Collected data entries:
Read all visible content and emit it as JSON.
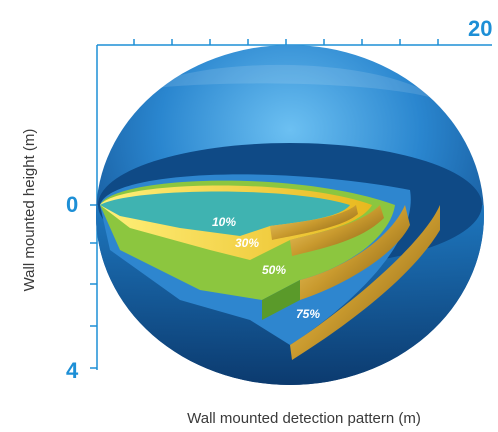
{
  "axes": {
    "x_max": "20",
    "y_top": "0",
    "y_bottom": "4",
    "x_label": "Wall mounted detection pattern (m)",
    "y_label": "Wall mounted height (m)"
  },
  "zones": [
    {
      "label": "10%",
      "color": "#3fb3b1"
    },
    {
      "label": "30%",
      "color": "#f4d23a"
    },
    {
      "label": "50%",
      "color": "#8cc63f"
    },
    {
      "label": "75%",
      "color": "#2f7fc9"
    }
  ],
  "colors": {
    "accent": "#1d8fd6",
    "dome_dark": "#0b3f7a",
    "dome_light": "#5fb6ee",
    "gold": "#c99a2e"
  }
}
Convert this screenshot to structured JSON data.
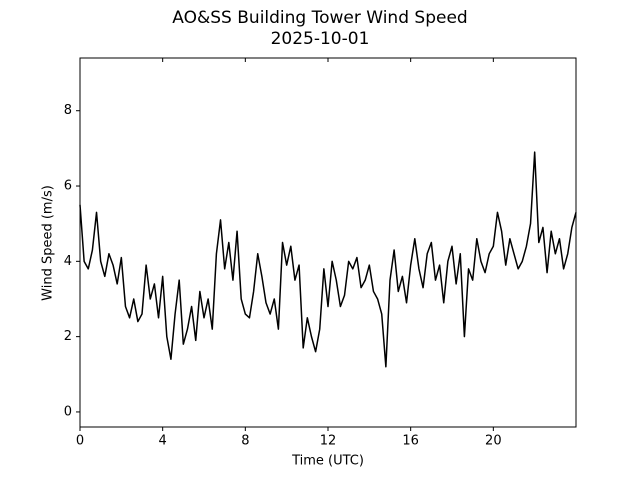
{
  "chart_data": {
    "type": "line",
    "title": "AO&SS Building Tower Wind Speed",
    "subtitle": "2025-10-01",
    "x_label": "Time (UTC)",
    "y_label": "Wind Speed (m/s)",
    "color": "#000000",
    "x": [
      0,
      0.2,
      0.4,
      0.6,
      0.8,
      1,
      1.2,
      1.4,
      1.6,
      1.8,
      2,
      2.2,
      2.4,
      2.6,
      2.8,
      3,
      3.2,
      3.4,
      3.6,
      3.8,
      4,
      4.2,
      4.4,
      4.6,
      4.8,
      5,
      5.2,
      5.4,
      5.6,
      5.8,
      6,
      6.2,
      6.4,
      6.6,
      6.8,
      7,
      7.2,
      7.4,
      7.6,
      7.8,
      8,
      8.2,
      8.4,
      8.6,
      8.8,
      9,
      9.2,
      9.4,
      9.6,
      9.8,
      10,
      10.2,
      10.4,
      10.6,
      10.8,
      11,
      11.2,
      11.4,
      11.6,
      11.8,
      12,
      12.2,
      12.4,
      12.6,
      12.8,
      13,
      13.2,
      13.4,
      13.6,
      13.8,
      14,
      14.2,
      14.4,
      14.6,
      14.8,
      15,
      15.2,
      15.4,
      15.6,
      15.8,
      16,
      16.2,
      16.4,
      16.6,
      16.8,
      17,
      17.2,
      17.4,
      17.6,
      17.8,
      18,
      18.2,
      18.4,
      18.6,
      18.8,
      19,
      19.2,
      19.4,
      19.6,
      19.8,
      20,
      20.2,
      20.4,
      20.6,
      20.8,
      21,
      21.2,
      21.4,
      21.6,
      21.8,
      22,
      22.2,
      22.4,
      22.6,
      22.8,
      23,
      23.2,
      23.4,
      23.6,
      23.8,
      24
    ],
    "values": [
      5.5,
      4.0,
      3.8,
      4.3,
      5.3,
      4.0,
      3.6,
      4.2,
      3.9,
      3.4,
      4.1,
      2.8,
      2.5,
      3.0,
      2.4,
      2.6,
      3.9,
      3.0,
      3.4,
      2.5,
      3.6,
      2.0,
      1.4,
      2.6,
      3.5,
      1.8,
      2.2,
      2.8,
      1.9,
      3.2,
      2.5,
      3.0,
      2.2,
      4.2,
      5.1,
      3.8,
      4.5,
      3.5,
      4.8,
      3.0,
      2.6,
      2.5,
      3.2,
      4.2,
      3.6,
      2.9,
      2.6,
      3.0,
      2.2,
      4.5,
      3.9,
      4.4,
      3.5,
      3.9,
      1.7,
      2.5,
      2.0,
      1.6,
      2.2,
      3.8,
      2.8,
      4.0,
      3.5,
      2.8,
      3.1,
      4.0,
      3.8,
      4.1,
      3.3,
      3.5,
      3.9,
      3.2,
      3.0,
      2.6,
      1.2,
      3.5,
      4.3,
      3.2,
      3.6,
      2.9,
      3.9,
      4.6,
      3.8,
      3.3,
      4.2,
      4.5,
      3.5,
      3.9,
      2.9,
      4.0,
      4.4,
      3.4,
      4.2,
      2.0,
      3.8,
      3.5,
      4.6,
      4.0,
      3.7,
      4.2,
      4.4,
      5.3,
      4.8,
      3.9,
      4.6,
      4.2,
      3.8,
      4.0,
      4.4,
      5.0,
      6.9,
      4.5,
      4.9,
      3.7,
      4.8,
      4.2,
      4.6,
      3.8,
      4.2,
      4.9,
      5.3
    ],
    "xlim": [
      0,
      24
    ],
    "ylim": [
      -0.4,
      9.4
    ],
    "xticks": [
      0,
      4,
      8,
      12,
      16,
      20
    ],
    "yticks": [
      0,
      2,
      4,
      6,
      8
    ],
    "grid": false
  }
}
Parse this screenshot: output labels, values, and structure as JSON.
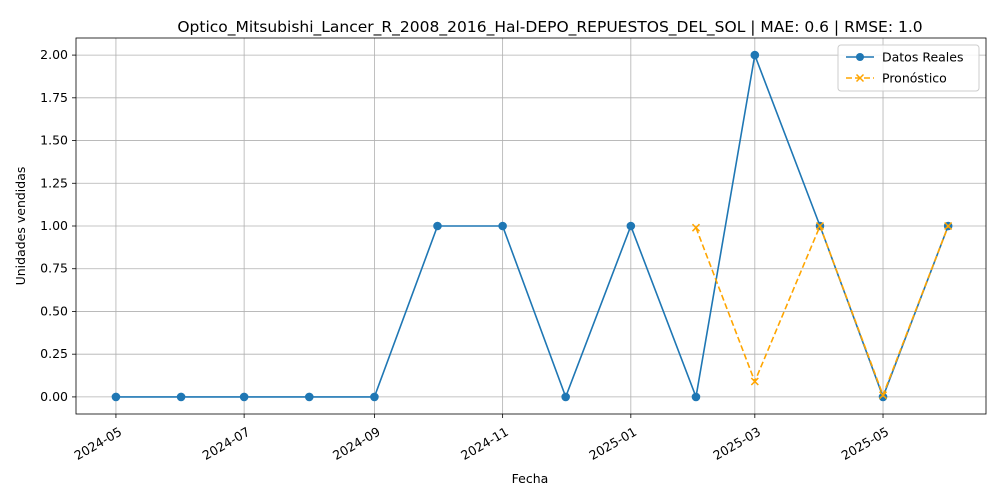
{
  "chart_data": {
    "type": "line",
    "title": "Optico_Mitsubishi_Lancer_R_2008_2016_Hal-DEPO_REPUESTOS_DEL_SOL | MAE: 0.6 | RMSE: 1.0",
    "xlabel": "Fecha",
    "ylabel": "Unidades vendidas",
    "x_range": [
      "2024-04-12",
      "2025-06-19"
    ],
    "ylim": [
      -0.1,
      2.1
    ],
    "x_ticks": [
      "2024-05",
      "2024-07",
      "2024-09",
      "2024-11",
      "2025-01",
      "2025-03",
      "2025-05"
    ],
    "y_ticks": [
      "0.00",
      "0.25",
      "0.50",
      "0.75",
      "1.00",
      "1.25",
      "1.50",
      "1.75",
      "2.00"
    ],
    "grid": true,
    "legend_position": "top-right",
    "series": [
      {
        "name": "Datos Reales",
        "color": "#1f77b4",
        "marker": "circle",
        "line_style": "solid",
        "x": [
          "2024-05-01",
          "2024-06-01",
          "2024-07-01",
          "2024-08-01",
          "2024-09-01",
          "2024-10-01",
          "2024-11-01",
          "2024-12-01",
          "2025-01-01",
          "2025-02-01",
          "2025-03-01",
          "2025-04-01",
          "2025-05-01",
          "2025-06-01"
        ],
        "values": [
          0,
          0,
          0,
          0,
          0,
          1,
          1,
          0,
          1,
          0,
          2,
          1,
          0,
          1
        ]
      },
      {
        "name": "Pronóstico",
        "color": "#ffa500",
        "marker": "x",
        "line_style": "dashed",
        "x": [
          "2025-02-01",
          "2025-03-01",
          "2025-04-01",
          "2025-05-01",
          "2025-06-01"
        ],
        "values": [
          0.99,
          0.09,
          1.0,
          0.01,
          1.0
        ]
      }
    ]
  }
}
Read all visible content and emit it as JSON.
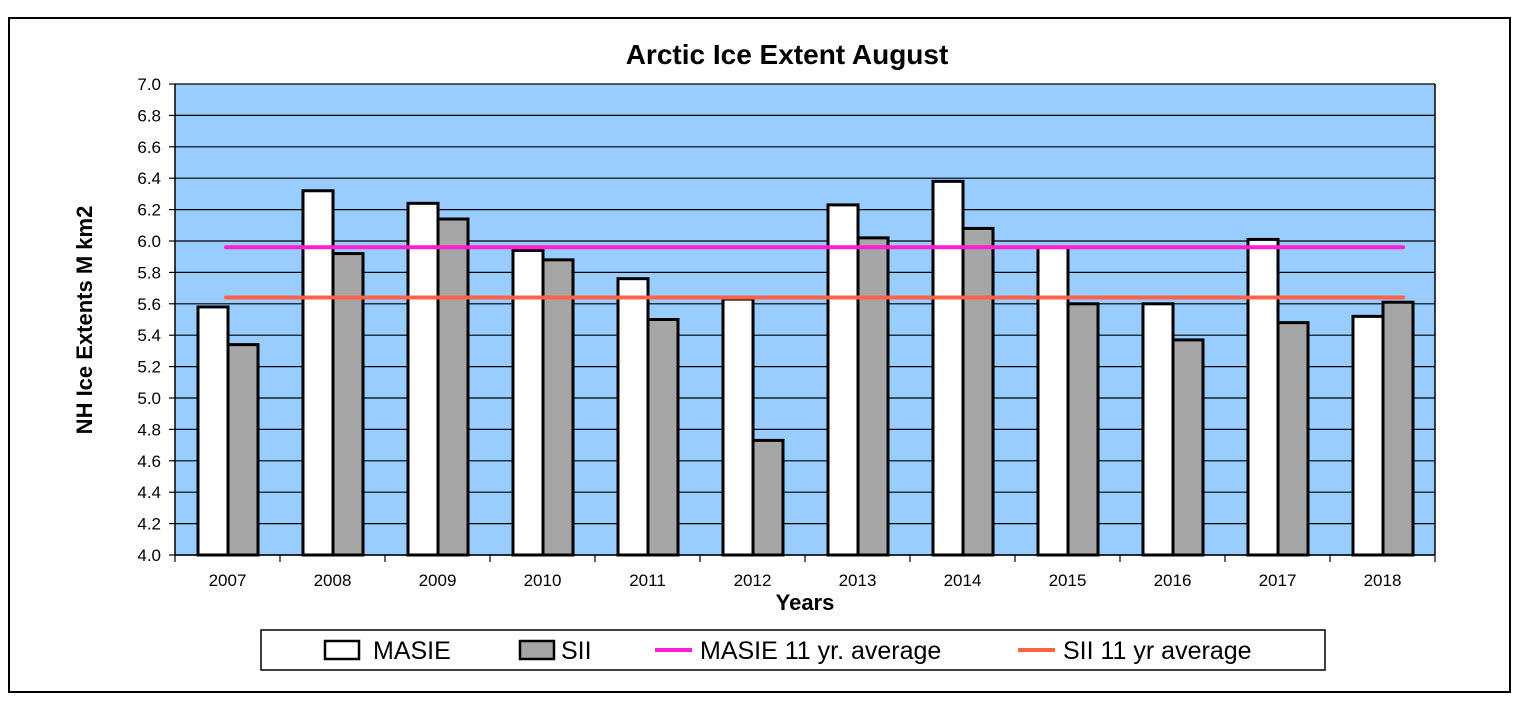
{
  "chart_data": {
    "type": "bar",
    "title": "Arctic Ice Extent August",
    "xlabel": "Years",
    "ylabel": "NH Ice Extents M km2",
    "ylim": [
      4.0,
      7.0
    ],
    "yticks": [
      "4.0",
      "4.2",
      "4.4",
      "4.6",
      "4.8",
      "5.0",
      "5.2",
      "5.4",
      "5.6",
      "5.8",
      "6.0",
      "6.2",
      "6.4",
      "6.6",
      "6.8",
      "7.0"
    ],
    "categories": [
      "2007",
      "2008",
      "2009",
      "2010",
      "2011",
      "2012",
      "2013",
      "2014",
      "2015",
      "2016",
      "2017",
      "2018"
    ],
    "series": [
      {
        "name": "MASIE",
        "kind": "bar",
        "color": "#ffffff",
        "values": [
          5.58,
          6.32,
          6.24,
          5.94,
          5.76,
          5.63,
          6.23,
          6.38,
          5.96,
          5.6,
          6.01,
          5.52
        ]
      },
      {
        "name": "SII",
        "kind": "bar",
        "color": "#a6a6a6",
        "values": [
          5.34,
          5.92,
          6.14,
          5.88,
          5.5,
          4.73,
          6.02,
          6.08,
          5.6,
          5.37,
          5.48,
          5.61
        ]
      },
      {
        "name": "MASIE 11 yr. average",
        "kind": "line",
        "color": "#ff1fd2",
        "value": 5.96
      },
      {
        "name": "SII 11 yr average",
        "kind": "line",
        "color": "#ff6347",
        "value": 5.64
      }
    ],
    "grid": true,
    "legend_position": "bottom",
    "plot_background": "#99ccff"
  }
}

#### What you are asked to do
Can you retype every record above exactly, leaving out the pictures?

#### Solved exercise
Read all visible content and emit it as JSON.
{
  "axes": {
    "x_max": "20",
    "y_top": "0",
    "y_bottom": "4",
    "x_label": "Wall mounted detection pattern (m)",
    "y_label": "Wall mounted height (m)"
  },
  "zones": [
    {
      "label": "10%",
      "color": "#3fb3b1"
    },
    {
      "label": "30%",
      "color": "#f4d23a"
    },
    {
      "label": "50%",
      "color": "#8cc63f"
    },
    {
      "label": "75%",
      "color": "#2f7fc9"
    }
  ],
  "colors": {
    "accent": "#1d8fd6",
    "dome_dark": "#0b3f7a",
    "dome_light": "#5fb6ee",
    "gold": "#c99a2e"
  }
}
Convert this screenshot to structured JSON data.
{
  "chart_data": {
    "type": "line",
    "title": "AO&SS Building Tower Wind Speed",
    "subtitle": "2025-10-01",
    "x_label": "Time (UTC)",
    "y_label": "Wind Speed (m/s)",
    "color": "#000000",
    "x": [
      0,
      0.2,
      0.4,
      0.6,
      0.8,
      1,
      1.2,
      1.4,
      1.6,
      1.8,
      2,
      2.2,
      2.4,
      2.6,
      2.8,
      3,
      3.2,
      3.4,
      3.6,
      3.8,
      4,
      4.2,
      4.4,
      4.6,
      4.8,
      5,
      5.2,
      5.4,
      5.6,
      5.8,
      6,
      6.2,
      6.4,
      6.6,
      6.8,
      7,
      7.2,
      7.4,
      7.6,
      7.8,
      8,
      8.2,
      8.4,
      8.6,
      8.8,
      9,
      9.2,
      9.4,
      9.6,
      9.8,
      10,
      10.2,
      10.4,
      10.6,
      10.8,
      11,
      11.2,
      11.4,
      11.6,
      11.8,
      12,
      12.2,
      12.4,
      12.6,
      12.8,
      13,
      13.2,
      13.4,
      13.6,
      13.8,
      14,
      14.2,
      14.4,
      14.6,
      14.8,
      15,
      15.2,
      15.4,
      15.6,
      15.8,
      16,
      16.2,
      16.4,
      16.6,
      16.8,
      17,
      17.2,
      17.4,
      17.6,
      17.8,
      18,
      18.2,
      18.4,
      18.6,
      18.8,
      19,
      19.2,
      19.4,
      19.6,
      19.8,
      20,
      20.2,
      20.4,
      20.6,
      20.8,
      21,
      21.2,
      21.4,
      21.6,
      21.8,
      22,
      22.2,
      22.4,
      22.6,
      22.8,
      23,
      23.2,
      23.4,
      23.6,
      23.8,
      24
    ],
    "values": [
      5.5,
      4.0,
      3.8,
      4.3,
      5.3,
      4.0,
      3.6,
      4.2,
      3.9,
      3.4,
      4.1,
      2.8,
      2.5,
      3.0,
      2.4,
      2.6,
      3.9,
      3.0,
      3.4,
      2.5,
      3.6,
      2.0,
      1.4,
      2.6,
      3.5,
      1.8,
      2.2,
      2.8,
      1.9,
      3.2,
      2.5,
      3.0,
      2.2,
      4.2,
      5.1,
      3.8,
      4.5,
      3.5,
      4.8,
      3.0,
      2.6,
      2.5,
      3.2,
      4.2,
      3.6,
      2.9,
      2.6,
      3.0,
      2.2,
      4.5,
      3.9,
      4.4,
      3.5,
      3.9,
      1.7,
      2.5,
      2.0,
      1.6,
      2.2,
      3.8,
      2.8,
      4.0,
      3.5,
      2.8,
      3.1,
      4.0,
      3.8,
      4.1,
      3.3,
      3.5,
      3.9,
      3.2,
      3.0,
      2.6,
      1.2,
      3.5,
      4.3,
      3.2,
      3.6,
      2.9,
      3.9,
      4.6,
      3.8,
      3.3,
      4.2,
      4.5,
      3.5,
      3.9,
      2.9,
      4.0,
      4.4,
      3.4,
      4.2,
      2.0,
      3.8,
      3.5,
      4.6,
      4.0,
      3.7,
      4.2,
      4.4,
      5.3,
      4.8,
      3.9,
      4.6,
      4.2,
      3.8,
      4.0,
      4.4,
      5.0,
      6.9,
      4.5,
      4.9,
      3.7,
      4.8,
      4.2,
      4.6,
      3.8,
      4.2,
      4.9,
      5.3
    ],
    "xlim": [
      0,
      24
    ],
    "ylim": [
      -0.4,
      9.4
    ],
    "xticks": [
      0,
      4,
      8,
      12,
      16,
      20
    ],
    "yticks": [
      0,
      2,
      4,
      6,
      8
    ],
    "grid": false
  }
}
Parse this screenshot: output labels, values, and structure as JSON.
{
  "chart_data": {
    "type": "line",
    "title": "Optico_Mitsubishi_Lancer_R_2008_2016_Hal-DEPO_REPUESTOS_DEL_SOL | MAE: 0.6 | RMSE: 1.0",
    "xlabel": "Fecha",
    "ylabel": "Unidades vendidas",
    "x_range": [
      "2024-04-12",
      "2025-06-19"
    ],
    "ylim": [
      -0.1,
      2.1
    ],
    "x_ticks": [
      "2024-05",
      "2024-07",
      "2024-09",
      "2024-11",
      "2025-01",
      "2025-03",
      "2025-05"
    ],
    "y_ticks": [
      "0.00",
      "0.25",
      "0.50",
      "0.75",
      "1.00",
      "1.25",
      "1.50",
      "1.75",
      "2.00"
    ],
    "grid": true,
    "legend_position": "top-right",
    "series": [
      {
        "name": "Datos Reales",
        "color": "#1f77b4",
        "marker": "circle",
        "line_style": "solid",
        "x": [
          "2024-05-01",
          "2024-06-01",
          "2024-07-01",
          "2024-08-01",
          "2024-09-01",
          "2024-10-01",
          "2024-11-01",
          "2024-12-01",
          "2025-01-01",
          "2025-02-01",
          "2025-03-01",
          "2025-04-01",
          "2025-05-01",
          "2025-06-01"
        ],
        "values": [
          0,
          0,
          0,
          0,
          0,
          1,
          1,
          0,
          1,
          0,
          2,
          1,
          0,
          1
        ]
      },
      {
        "name": "Pronóstico",
        "color": "#ffa500",
        "marker": "x",
        "line_style": "dashed",
        "x": [
          "2025-02-01",
          "2025-03-01",
          "2025-04-01",
          "2025-05-01",
          "2025-06-01"
        ],
        "values": [
          0.99,
          0.09,
          1.0,
          0.01,
          1.0
        ]
      }
    ]
  }
}
Read all visible content and emit it as JSON.
{
  "chart_data": {
    "type": "bar",
    "title": "Arctic Ice Extent August",
    "xlabel": "Years",
    "ylabel": "NH Ice Extents M km2",
    "ylim": [
      4.0,
      7.0
    ],
    "yticks": [
      "4.0",
      "4.2",
      "4.4",
      "4.6",
      "4.8",
      "5.0",
      "5.2",
      "5.4",
      "5.6",
      "5.8",
      "6.0",
      "6.2",
      "6.4",
      "6.6",
      "6.8",
      "7.0"
    ],
    "categories": [
      "2007",
      "2008",
      "2009",
      "2010",
      "2011",
      "2012",
      "2013",
      "2014",
      "2015",
      "2016",
      "2017",
      "2018"
    ],
    "series": [
      {
        "name": "MASIE",
        "kind": "bar",
        "color": "#ffffff",
        "values": [
          5.58,
          6.32,
          6.24,
          5.94,
          5.76,
          5.63,
          6.23,
          6.38,
          5.96,
          5.6,
          6.01,
          5.52
        ]
      },
      {
        "name": "SII",
        "kind": "bar",
        "color": "#a6a6a6",
        "values": [
          5.34,
          5.92,
          6.14,
          5.88,
          5.5,
          4.73,
          6.02,
          6.08,
          5.6,
          5.37,
          5.48,
          5.61
        ]
      },
      {
        "name": "MASIE 11 yr. average",
        "kind": "line",
        "color": "#ff1fd2",
        "value": 5.96
      },
      {
        "name": "SII 11 yr average",
        "kind": "line",
        "color": "#ff6347",
        "value": 5.64
      }
    ],
    "grid": true,
    "legend_position": "bottom",
    "plot_background": "#99ccff"
  }
}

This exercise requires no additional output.